**SET EXERCISE**
Omit all pictures and give the records below again exactly as written.

**RECORDED INFORMATION**
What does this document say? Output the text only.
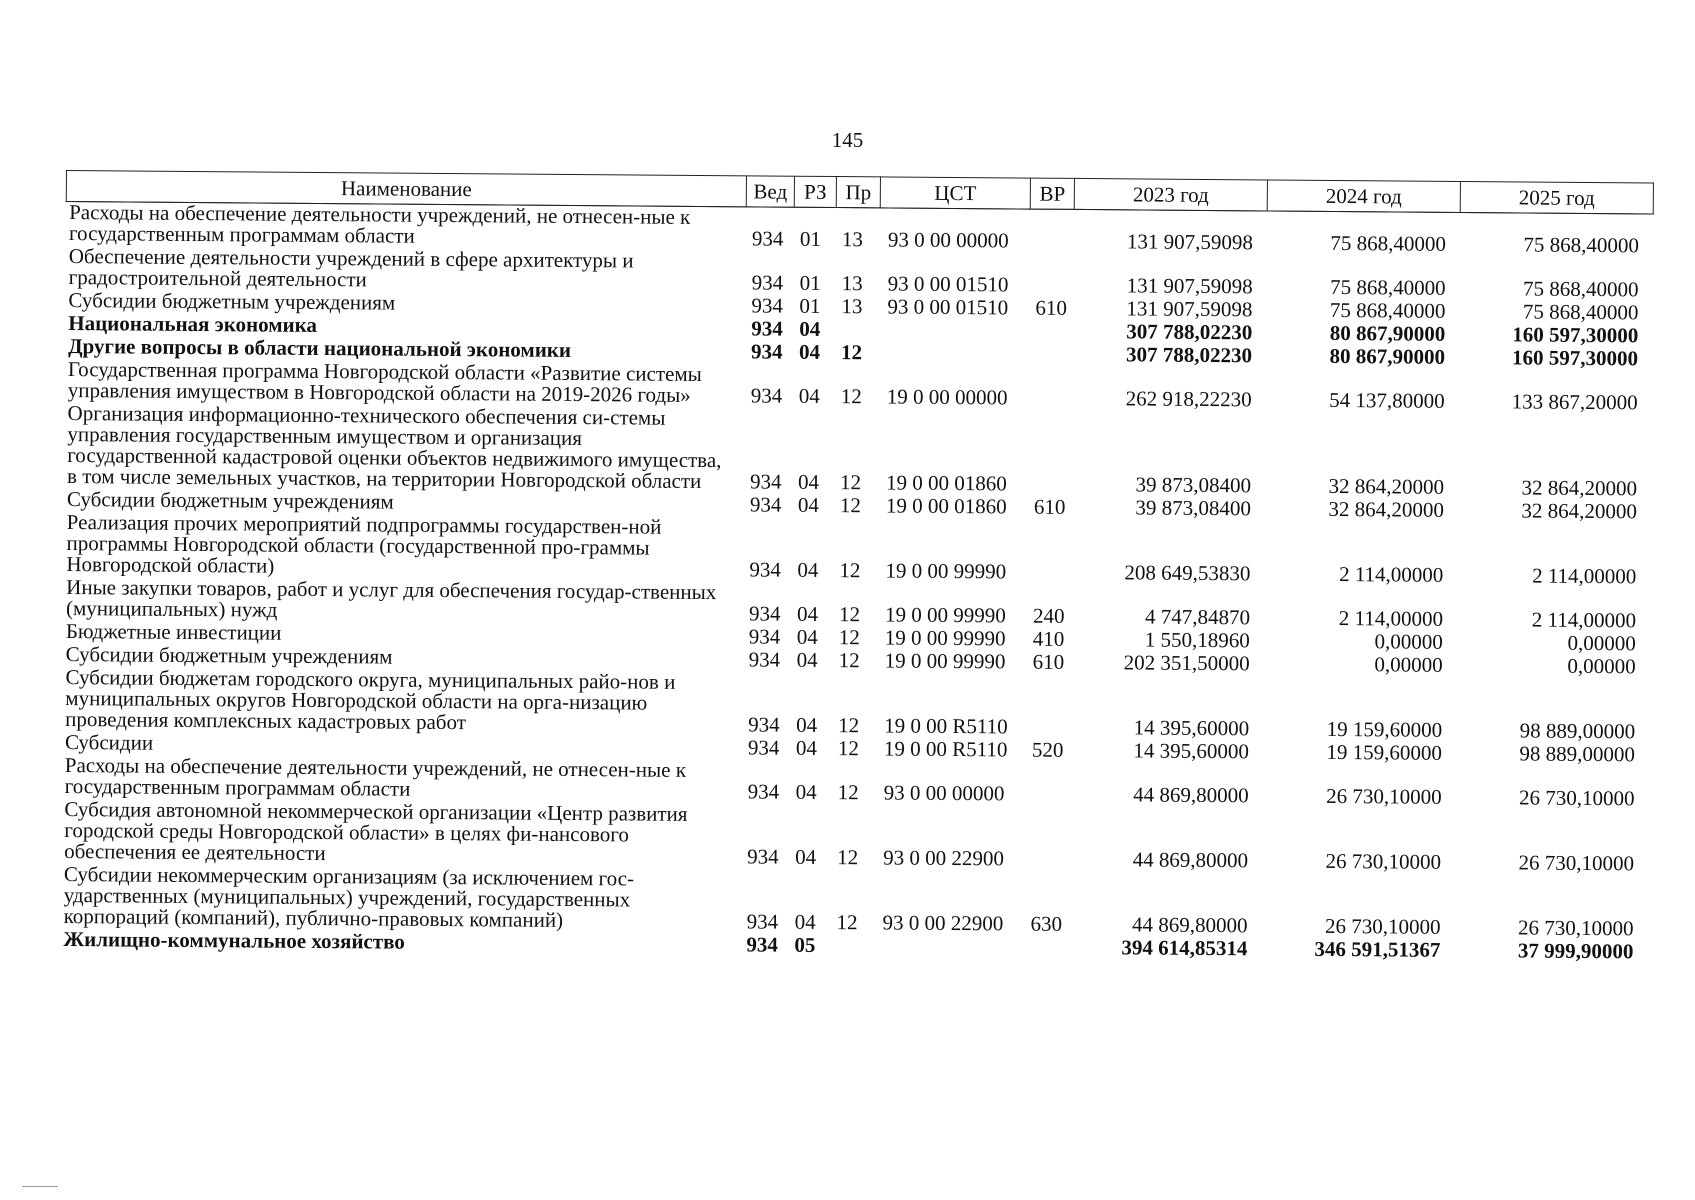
145
Наименование	Вед	РЗ	Пр	ЦСТ	ВР	2023 год	2024 год	2025 год
Расходы на обеспечение деятельности учреждений, не отнесен-ные к государственным программам области	934	01	13	93 0 00 00000		131 907,59098	75 868,40000	75 868,40000
Обеспечение деятельности учреждений в сфере архитектуры и градостроительной деятельности	934	01	13	93 0 00 01510		131 907,59098	75 868,40000	75 868,40000
Субсидии бюджетным учреждениям	934	01	13	93 0 00 01510	610	131 907,59098	75 868,40000	75 868,40000
Национальная экономика	934	04				307 788,02230	80 867,90000	160 597,30000
Другие вопросы в области национальной экономики	934	04	12			307 788,02230	80 867,90000	160 597,30000
Государственная программа Новгородской области «Развитие системы управления имуществом в Новгородской области на 2019-2026 годы»	934	04	12	19 0 00 00000		262 918,22230	54 137,80000	133 867,20000
Организация информационно-технического обеспечения си-стемы управления государственным имуществом и организация государственной кадастровой оценки объектов недвижимого имущества, в том числе земельных участков, на территории Новгородской области	934	04	12	19 0 00 01860		39 873,08400	32 864,20000	32 864,20000
Субсидии бюджетным учреждениям	934	04	12	19 0 00 01860	610	39 873,08400	32 864,20000	32 864,20000
Реализация прочих мероприятий подпрограммы государствен-ной программы Новгородской области (государственной про-граммы Новгородской области)	934	04	12	19 0 00 99990		208 649,53830	2 114,00000	2 114,00000
Иные закупки товаров, работ и услуг для обеспечения государ-ственных (муниципальных) нужд	934	04	12	19 0 00 99990	240	4 747,84870	2 114,00000	2 114,00000
Бюджетные инвестиции	934	04	12	19 0 00 99990	410	1 550,18960	0,00000	0,00000
Субсидии бюджетным учреждениям	934	04	12	19 0 00 99990	610	202 351,50000	0,00000	0,00000
Субсидии бюджетам городского округа, муниципальных райо-нов и муниципальных округов Новгородской области на орга-низацию проведения комплексных кадастровых работ	934	04	12	19 0 00 R5110		14 395,60000	19 159,60000	98 889,00000
Субсидии	934	04	12	19 0 00 R5110	520	14 395,60000	19 159,60000	98 889,00000
Расходы на обеспечение деятельности учреждений, не отнесен-ные к государственным программам области	934	04	12	93 0 00 00000		44 869,80000	26 730,10000	26 730,10000
Субсидия автономной некоммерческой организации «Центр развития городской среды Новгородской области» в целях фи-нансового обеспечения ее деятельности	934	04	12	93 0 00 22900		44 869,80000	26 730,10000	26 730,10000
Субсидии некоммерческим организациям (за исключением гос-ударственных (муниципальных) учреждений, государственных корпораций (компаний), публично-правовых компаний)	934	04	12	93 0 00 22900	630	44 869,80000	26 730,10000	26 730,10000
Жилищно-коммунальное хозяйство	934	05				394 614,85314	346 591,51367	37 999,90000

**ANSWER TO THE TASK**
What does this document say? Output the text only.
145
Наименование	Вед	РЗ	Пр	ЦСТ	ВР	2023 год	2024 год	2025 год
Расходы на обеспечение деятельности учреждений, не отнесен-ные к государственным программам области	934	01	13	93 0 00 00000		131 907,59098	75 868,40000	75 868,40000
Обеспечение деятельности учреждений в сфере архитектуры и градостроительной деятельности	934	01	13	93 0 00 01510		131 907,59098	75 868,40000	75 868,40000
Субсидии бюджетным учреждениям	934	01	13	93 0 00 01510	610	131 907,59098	75 868,40000	75 868,40000
Национальная экономика	934	04				307 788,02230	80 867,90000	160 597,30000
Другие вопросы в области национальной экономики	934	04	12			307 788,02230	80 867,90000	160 597,30000
Государственная программа Новгородской области «Развитие системы управления имуществом в Новгородской области на 2019-2026 годы»	934	04	12	19 0 00 00000		262 918,22230	54 137,80000	133 867,20000
Организация информационно-технического обеспечения си-стемы управления государственным имуществом и организация государственной кадастровой оценки объектов недвижимого имущества, в том числе земельных участков, на территории Новгородской области	934	04	12	19 0 00 01860		39 873,08400	32 864,20000	32 864,20000
Субсидии бюджетным учреждениям	934	04	12	19 0 00 01860	610	39 873,08400	32 864,20000	32 864,20000
Реализация прочих мероприятий подпрограммы государствен-ной программы Новгородской области (государственной про-граммы Новгородской области)	934	04	12	19 0 00 99990		208 649,53830	2 114,00000	2 114,00000
Иные закупки товаров, работ и услуг для обеспечения государ-ственных (муниципальных) нужд	934	04	12	19 0 00 99990	240	4 747,84870	2 114,00000	2 114,00000
Бюджетные инвестиции	934	04	12	19 0 00 99990	410	1 550,18960	0,00000	0,00000
Субсидии бюджетным учреждениям	934	04	12	19 0 00 99990	610	202 351,50000	0,00000	0,00000
Субсидии бюджетам городского округа, муниципальных райо-нов и муниципальных округов Новгородской области на орга-низацию проведения комплексных кадастровых работ	934	04	12	19 0 00 R5110		14 395,60000	19 159,60000	98 889,00000
Субсидии	934	04	12	19 0 00 R5110	520	14 395,60000	19 159,60000	98 889,00000
Расходы на обеспечение деятельности учреждений, не отнесен-ные к государственным программам области	934	04	12	93 0 00 00000		44 869,80000	26 730,10000	26 730,10000
Субсидия автономной некоммерческой организации «Центр развития городской среды Новгородской области» в целях фи-нансового обеспечения ее деятельности	934	04	12	93 0 00 22900		44 869,80000	26 730,10000	26 730,10000
Субсидии некоммерческим организациям (за исключением гос-ударственных (муниципальных) учреждений, государственных корпораций (компаний), публично-правовых компаний)	934	04	12	93 0 00 22900	630	44 869,80000	26 730,10000	26 730,10000
Жилищно-коммунальное хозяйство	934	05				394 614,85314	346 591,51367	37 999,90000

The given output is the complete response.